> [Instructions for the task]
Each entry that follows is to be retyped exactly. Pictures do not belong in the copy.

> [Records to process]

################

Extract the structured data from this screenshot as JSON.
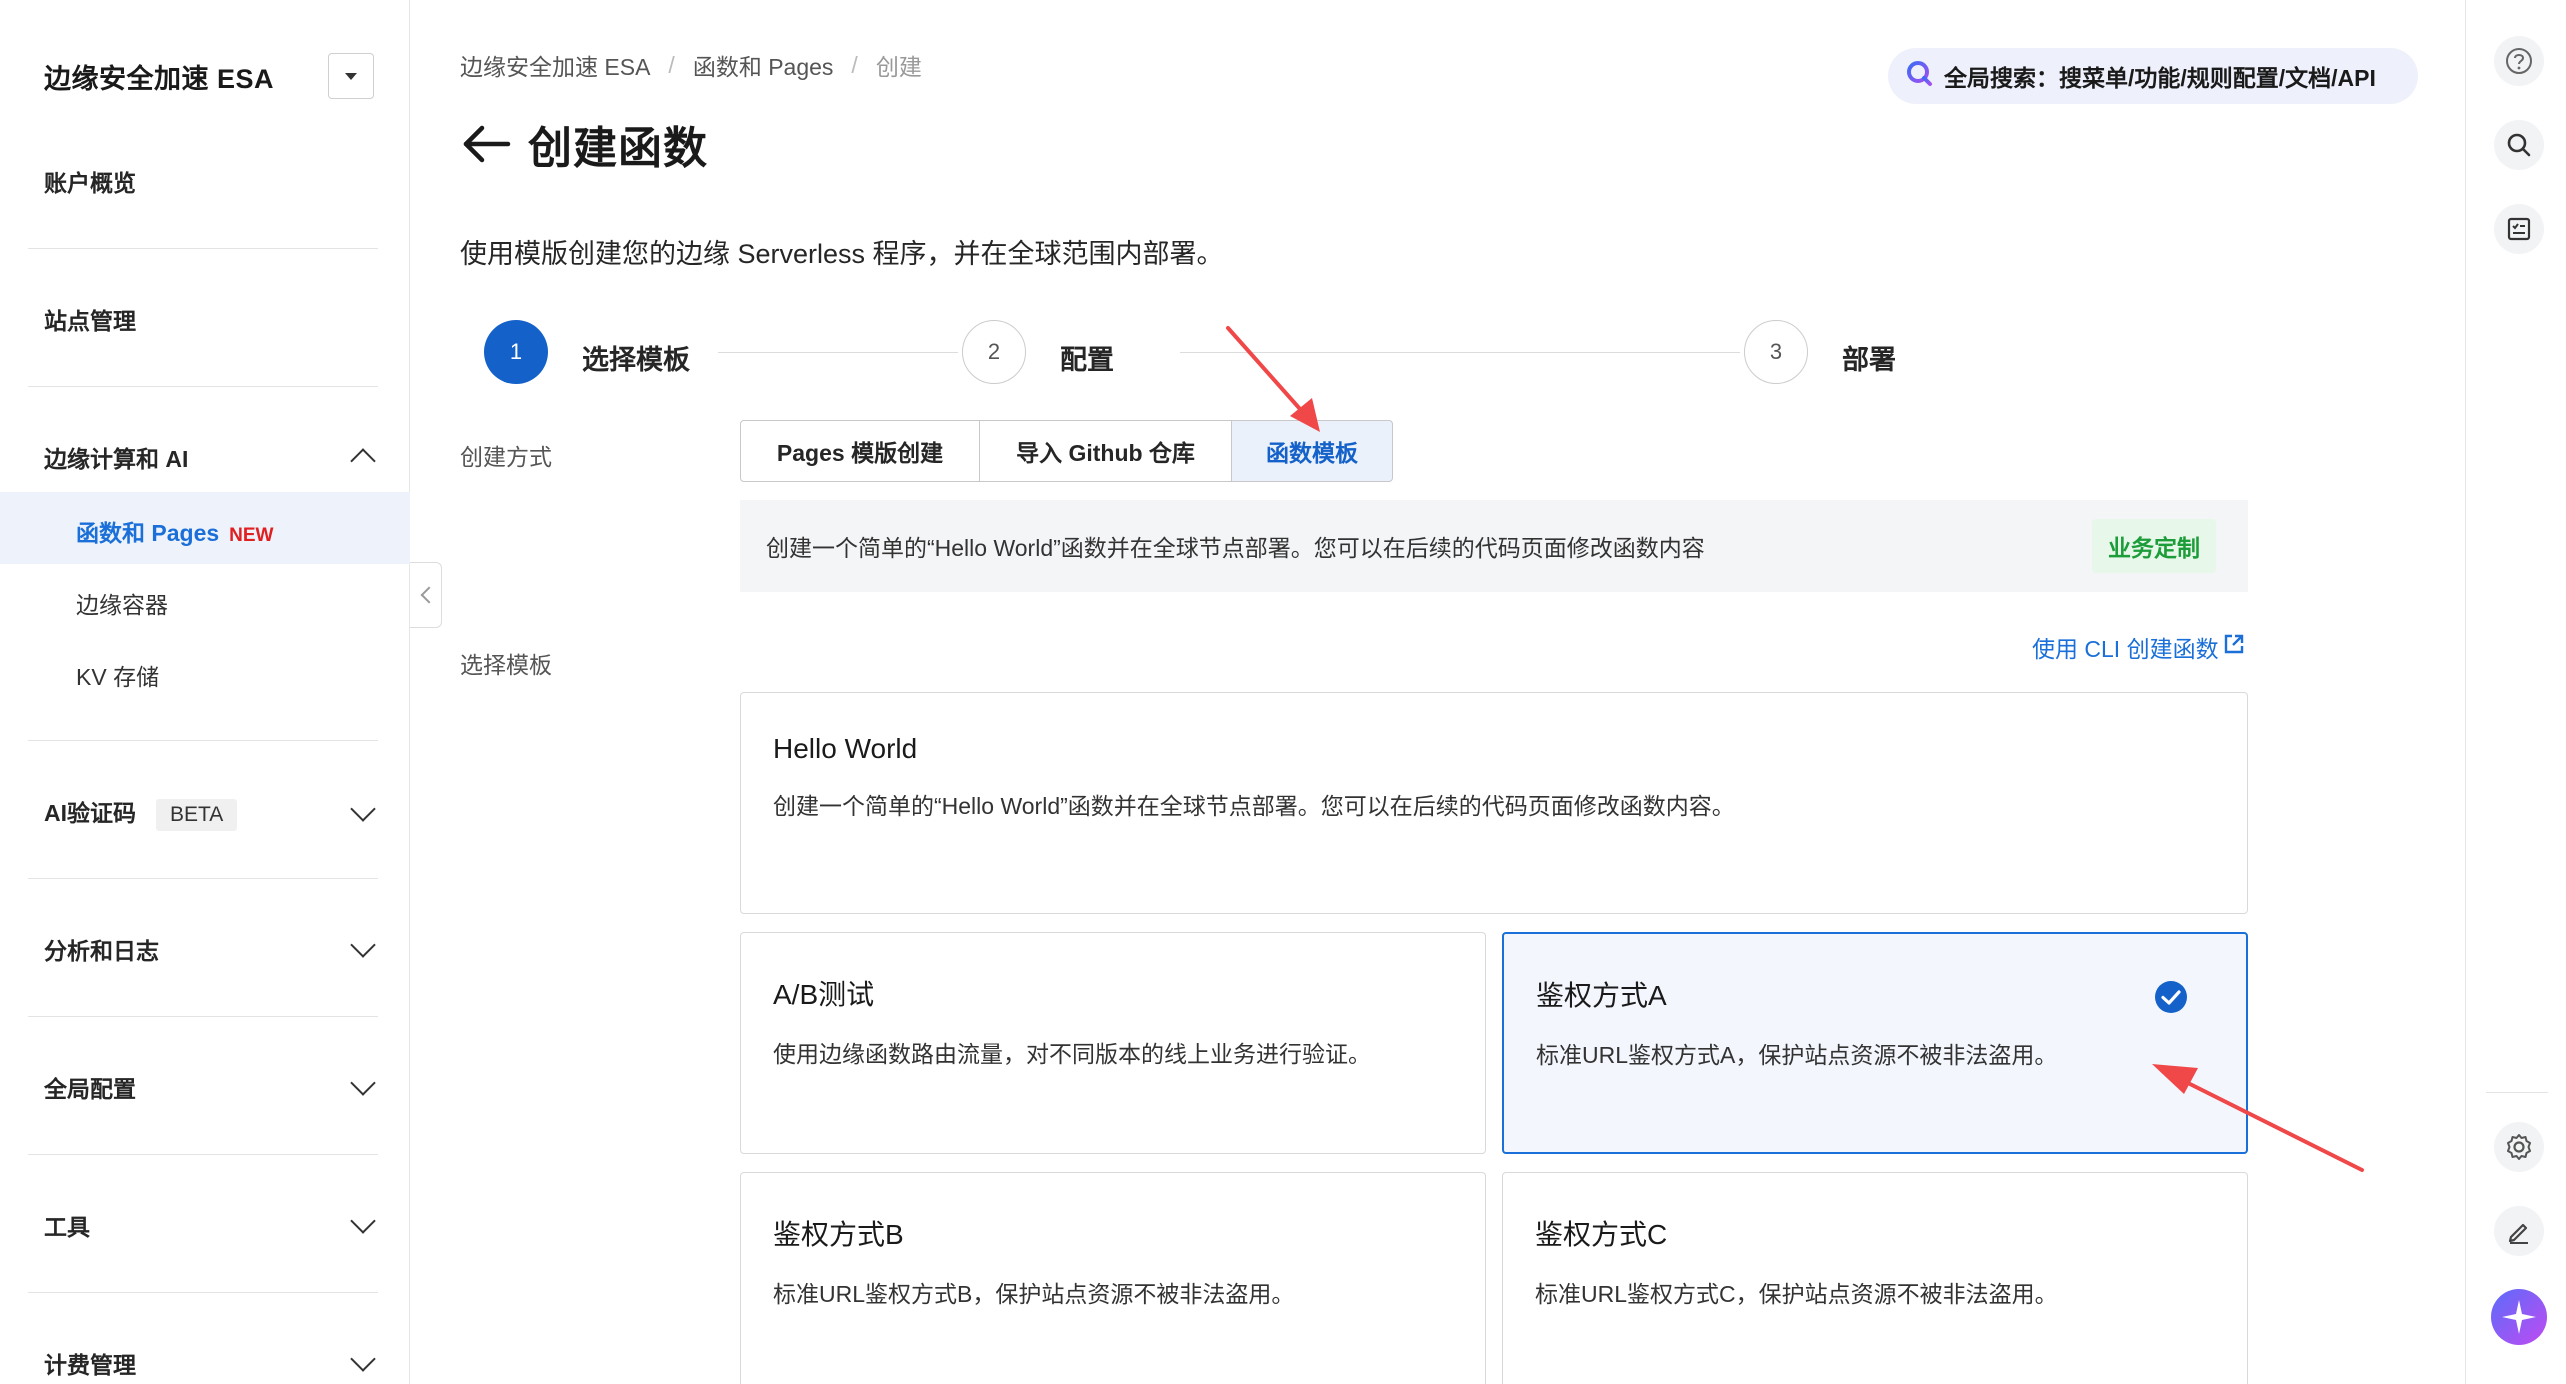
{
  "sidebar": {
    "title": "边缘安全加速 ESA",
    "overview": "账户概览",
    "site_mgmt": "站点管理",
    "edge_compute": "边缘计算和 AI",
    "sub_items": {
      "functions_pages": "函数和 Pages",
      "new_tag": "NEW",
      "edge_container": "边缘容器",
      "kv_storage": "KV 存储"
    },
    "ai_captcha": "AI验证码",
    "beta_tag": "BETA",
    "analytics": "分析和日志",
    "global_config": "全局配置",
    "tools": "工具",
    "billing": "计费管理"
  },
  "breadcrumb": [
    "边缘安全加速 ESA",
    "函数和 Pages",
    "创建"
  ],
  "global_search": "全局搜索：搜菜单/功能/规则配置/文档/API",
  "page_title": "创建函数",
  "page_desc": "使用模版创建您的边缘 Serverless 程序，并在全球范围内部署。",
  "steps": [
    {
      "num": "1",
      "label": "选择模板"
    },
    {
      "num": "2",
      "label": "配置"
    },
    {
      "num": "3",
      "label": "部署"
    }
  ],
  "create_method_label": "创建方式",
  "create_methods": [
    "Pages 模版创建",
    "导入 Github 仓库",
    "函数模板"
  ],
  "info_text": "创建一个简单的“Hello World”函数并在全球节点部署。您可以在后续的代码页面修改函数内容",
  "biz_tag": "业务定制",
  "select_template_label": "选择模板",
  "cli_link": "使用 CLI 创建函数",
  "templates": [
    {
      "title": "Hello World",
      "desc": "创建一个简单的“Hello World”函数并在全球节点部署。您可以在后续的代码页面修改函数内容。"
    },
    {
      "title": "A/B测试",
      "desc": "使用边缘函数路由流量，对不同版本的线上业务进行验证。"
    },
    {
      "title": "鉴权方式A",
      "desc": "标准URL鉴权方式A，保护站点资源不被非法盗用。"
    },
    {
      "title": "鉴权方式B",
      "desc": "标准URL鉴权方式B，保护站点资源不被非法盗用。"
    },
    {
      "title": "鉴权方式C",
      "desc": "标准URL鉴权方式C，保护站点资源不被非法盗用。"
    }
  ],
  "colors": {
    "primary": "#1361c9",
    "link": "#1a6fd8",
    "annotation_arrow": "#f04848",
    "biz_tag": "#1d9c3a"
  }
}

################

> [Exercise answer]
Extract the structured data from this screenshot as JSON.
{
  "sidebar": {
    "title": "边缘安全加速 ESA",
    "overview": "账户概览",
    "site_mgmt": "站点管理",
    "edge_compute": "边缘计算和 AI",
    "sub_items": {
      "functions_pages": "函数和 Pages",
      "new_tag": "NEW",
      "edge_container": "边缘容器",
      "kv_storage": "KV 存储"
    },
    "ai_captcha": "AI验证码",
    "beta_tag": "BETA",
    "analytics": "分析和日志",
    "global_config": "全局配置",
    "tools": "工具",
    "billing": "计费管理"
  },
  "breadcrumb": [
    "边缘安全加速 ESA",
    "函数和 Pages",
    "创建"
  ],
  "global_search": "全局搜索：搜菜单/功能/规则配置/文档/API",
  "page_title": "创建函数",
  "page_desc": "使用模版创建您的边缘 Serverless 程序，并在全球范围内部署。",
  "steps": [
    {
      "num": "1",
      "label": "选择模板"
    },
    {
      "num": "2",
      "label": "配置"
    },
    {
      "num": "3",
      "label": "部署"
    }
  ],
  "create_method_label": "创建方式",
  "create_methods": [
    "Pages 模版创建",
    "导入 Github 仓库",
    "函数模板"
  ],
  "info_text": "创建一个简单的“Hello World”函数并在全球节点部署。您可以在后续的代码页面修改函数内容",
  "biz_tag": "业务定制",
  "select_template_label": "选择模板",
  "cli_link": "使用 CLI 创建函数",
  "templates": [
    {
      "title": "Hello World",
      "desc": "创建一个简单的“Hello World”函数并在全球节点部署。您可以在后续的代码页面修改函数内容。"
    },
    {
      "title": "A/B测试",
      "desc": "使用边缘函数路由流量，对不同版本的线上业务进行验证。"
    },
    {
      "title": "鉴权方式A",
      "desc": "标准URL鉴权方式A，保护站点资源不被非法盗用。"
    },
    {
      "title": "鉴权方式B",
      "desc": "标准URL鉴权方式B，保护站点资源不被非法盗用。"
    },
    {
      "title": "鉴权方式C",
      "desc": "标准URL鉴权方式C，保护站点资源不被非法盗用。"
    }
  ],
  "colors": {
    "primary": "#1361c9",
    "link": "#1a6fd8",
    "annotation_arrow": "#f04848",
    "biz_tag": "#1d9c3a"
  }
}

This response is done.